» Task instructions
Your task is to repeat all of the data exactly while excluding the pictures.

(Stored records)
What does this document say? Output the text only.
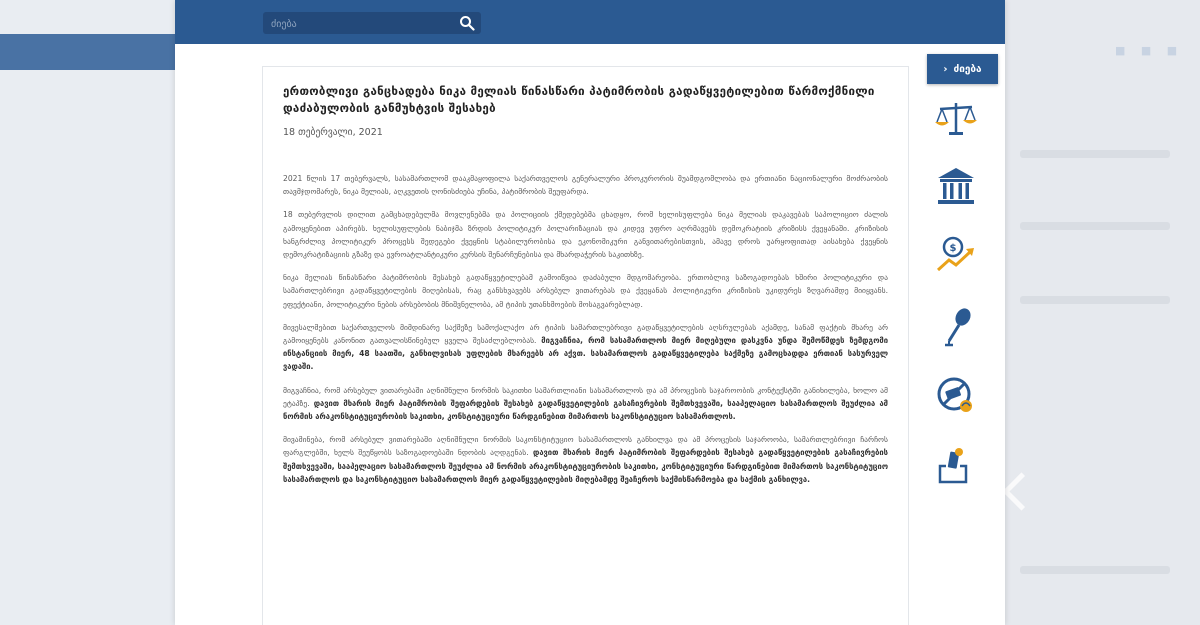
■ ■ ■
ძიება
ერთობლივი განცხადება ნიკა მელიას წინასწარი პატიმრობის გადაწყვეტილებით წარმოქმნილი დაძაბულობის განმუხტვის შესახებ
18 თებერვალი, 2021

2021 წლის 17 თებერვალს, სასამართლომ დააკმაყოფილა საქართველოს გენერალური პროკურორის შუამდგომლობა და ერთიანი ნაციონალური მოძრაობის თავმჯდომარეს, ნიკა მელიას, აღკვეთის ღონისძიება უჩინა, პატიმრობის შეუფარდა.

18 თებერვლის დილით გამცხადებულმა მოვლენებმა და პოლიციის ქმედებებმა ცხადყო, რომ ხელისუფლება ნიკა მელიას დაკავებას საპოლიციო ძალის გამოყენებით აპირებს. ხელისუფლების ნაბიჯმა ზრდის პოლიტიკურ პოლარიზაციას და კიდევ უფრო აღრმავებს დემოკრატიის კრიზისს ქვეყანაში. კრიზისის ხანგრძლივ პოლიტიკურ პროცესს შედეგები ქვეყნის სტაბილურობისა და ეკონომიკური განვითარებისთვის, ამავე დროს უარყოფითად აისახება ქვეყნის დემოკრატიზაციის გზაზე და ევროატლანტიკური კურსის შენარჩუნებისა და მხარდაჭერის საკითხზე.

ნიკა მელიას წინასწარი პატიმრობის შესახებ გადაწყვეტილებამ გამოიწვია დაძაბული მდგომარეობა. ერთობლივ საზოგადოებას ხშირი პოლიტიკური და სამართლებრივი გადაწყვეტილების მიღებისას, რაც განსხვავებს არსებულ ვითარებას და ქვეყანას პოლიტიკური კრიზისის უკიდურეს ზღვარამდე მიიყვანს. ეფექტიანი, პოლიტიკური ნების არსებობის მნიშვნელობა, ამ ტიპის უთანხმოების მოსაგვარებლად.

მივესალმებით საქართველოს მიმდინარე საქმეზე სამოქალაქო არ ტიპის სამართლებრივი გადაწყვეტილების აღსრულებას აქამდე, სანამ ფაქტის მხარე არ გამოიყენებს კანონით გათვალისწინებულ ყველა შესაძლებლობას. მიგვაჩნია, რომ სასამართლოს მიერ მიღებული დასკვნა უნდა შემოწმდეს ზემდგომი ინსტანციის მიერ, 48 საათში, განხილვისას უფლების მხარეებს არ აქვთ. სასამართლოს გადაწყვეტილება საქმეზე გამოცხადდა ერთიან სასურველ ვადაში.

მიგვაჩნია, რომ არსებულ ვითარებაში აღნიშნული ნორმის საკითხი სამართლიანი სასამართლოს და ამ პროცესის საჯაროობის კონტექსტში განიხილება, ხოლო ამ ეტაპზე. დავით მხარის მიერ პატიმრობის შეფარდების შესახებ გადაწყვეტილების გასაჩივრების შემთხვევაში, სააპელაციო სასამართლოს შეუძლია ამ ნორმის არაკონსტიტუციურობის საკითხი, კონსტიტუციური წარდგინებით მიმართოს საკონსტიტუციო სასამართლოს.

მივამინება, რომ არსებულ ვითარებაში აღნიშნული ნორმის საკონსტიტუციო სასამართლოს განხილვა და ამ პროცესის საჯაროობა, სამართლებრივი ჩარჩოს ფარგლებში, ხელს შეუწყობს საზოგადოებაში ნდობის აღდგენას. დავით მხარის მიერ პატიმრობის შეფარდების შესახებ გადაწყვეტილების გასაჩივრების შემთხვევაში, სააპელაციო სასამართლოს შეუძლია ამ ნორმის არაკონსტიტუციურობის საკითხი, კონსტიტუციური წარდგინებით მიმართოს საკონსტიტუციო სასამართლოს და საკონსტიტუციო სასამართლოს მიერ გადაწყვეტილების მიღებამდე შეაჩეროს საქმისწარმოება და საქმის განხილვა.

› ძიება
$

» Solution to this exercise
What does this document say? Output the text only.
■ ■ ■
ძიება
ერთობლივი განცხადება ნიკა მელიას წინასწარი პატიმრობის გადაწყვეტილებით წარმოქმნილი დაძაბულობის განმუხტვის შესახებ
18 თებერვალი, 2021

2021 წლის 17 თებერვალს, სასამართლომ დააკმაყოფილა საქართველოს გენერალური პროკურორის შუამდგომლობა და ერთიანი ნაციონალური მოძრაობის თავმჯდომარეს, ნიკა მელიას, აღკვეთის ღონისძიება უჩინა, პატიმრობის შეუფარდა.

18 თებერვლის დილით გამცხადებულმა მოვლენებმა და პოლიციის ქმედებებმა ცხადყო, რომ ხელისუფლება ნიკა მელიას დაკავებას საპოლიციო ძალის გამოყენებით აპირებს. ხელისუფლების ნაბიჯმა ზრდის პოლიტიკურ პოლარიზაციას და კიდევ უფრო აღრმავებს დემოკრატიის კრიზისს ქვეყანაში. კრიზისის ხანგრძლივ პოლიტიკურ პროცესს შედეგები ქვეყნის სტაბილურობისა და ეკონომიკური განვითარებისთვის, ამავე დროს უარყოფითად აისახება ქვეყნის დემოკრატიზაციის გზაზე და ევროატლანტიკური კურსის შენარჩუნებისა და მხარდაჭერის საკითხზე.

ნიკა მელიას წინასწარი პატიმრობის შესახებ გადაწყვეტილებამ გამოიწვია დაძაბული მდგომარეობა. ერთობლივ საზოგადოებას ხშირი პოლიტიკური და სამართლებრივი გადაწყვეტილების მიღებისას, რაც განსხვავებს არსებულ ვითარებას და ქვეყანას პოლიტიკური კრიზისის უკიდურეს ზღვარამდე მიიყვანს. ეფექტიანი, პოლიტიკური ნების არსებობის მნიშვნელობა, ამ ტიპის უთანხმოების მოსაგვარებლად.

მივესალმებით საქართველოს მიმდინარე საქმეზე სამოქალაქო არ ტიპის სამართლებრივი გადაწყვეტილების აღსრულებას აქამდე, სანამ ფაქტის მხარე არ გამოიყენებს კანონით გათვალისწინებულ ყველა შესაძლებლობას. მიგვაჩნია, რომ სასამართლოს მიერ მიღებული დასკვნა უნდა შემოწმდეს ზემდგომი ინსტანციის მიერ, 48 საათში, განხილვისას უფლების მხარეებს არ აქვთ. სასამართლოს გადაწყვეტილება საქმეზე გამოცხადდა ერთიან სასურველ ვადაში.

მიგვაჩნია, რომ არსებულ ვითარებაში აღნიშნული ნორმის საკითხი სამართლიანი სასამართლოს და ამ პროცესის საჯაროობის კონტექსტში განიხილება, ხოლო ამ ეტაპზე. დავით მხარის მიერ პატიმრობის შეფარდების შესახებ გადაწყვეტილების გასაჩივრების შემთხვევაში, სააპელაციო სასამართლოს შეუძლია ამ ნორმის არაკონსტიტუციურობის საკითხი, კონსტიტუციური წარდგინებით მიმართოს საკონსტიტუციო სასამართლოს.

მივამინება, რომ არსებულ ვითარებაში აღნიშნული ნორმის საკონსტიტუციო სასამართლოს განხილვა და ამ პროცესის საჯაროობა, სამართლებრივი ჩარჩოს ფარგლებში, ხელს შეუწყობს საზოგადოებაში ნდობის აღდგენას. დავით მხარის მიერ პატიმრობის შეფარდების შესახებ გადაწყვეტილების გასაჩივრების შემთხვევაში, სააპელაციო სასამართლოს შეუძლია ამ ნორმის არაკონსტიტუციურობის საკითხი, კონსტიტუციური წარდგინებით მიმართოს საკონსტიტუციო სასამართლოს და საკონსტიტუციო სასამართლოს მიერ გადაწყვეტილების მიღებამდე შეაჩეროს საქმისწარმოება და საქმის განხილვა.

› ძიება
$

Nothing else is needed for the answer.